[WHAT YOU ARE ASKED TO DO]: Find and copy every line in the records that includes the string "Taylor".

Items listed in a dataset:
+ + + +
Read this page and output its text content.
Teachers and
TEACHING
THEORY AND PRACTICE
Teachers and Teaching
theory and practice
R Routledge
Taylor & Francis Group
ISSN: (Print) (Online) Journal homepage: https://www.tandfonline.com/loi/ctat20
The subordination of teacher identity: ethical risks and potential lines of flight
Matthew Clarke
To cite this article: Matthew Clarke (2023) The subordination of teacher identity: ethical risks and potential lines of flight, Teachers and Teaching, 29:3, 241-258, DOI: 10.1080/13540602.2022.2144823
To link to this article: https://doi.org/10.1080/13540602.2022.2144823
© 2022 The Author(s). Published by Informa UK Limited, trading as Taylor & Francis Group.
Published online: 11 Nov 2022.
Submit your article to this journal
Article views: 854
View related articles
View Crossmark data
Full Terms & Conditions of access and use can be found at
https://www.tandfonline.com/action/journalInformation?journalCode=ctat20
+ + + +
[PROBLEM SOLUTION]:
Taylor & Francis Group
© 2022 The Author(s). Published by Informa UK Limited, trading as Taylor & Francis Group.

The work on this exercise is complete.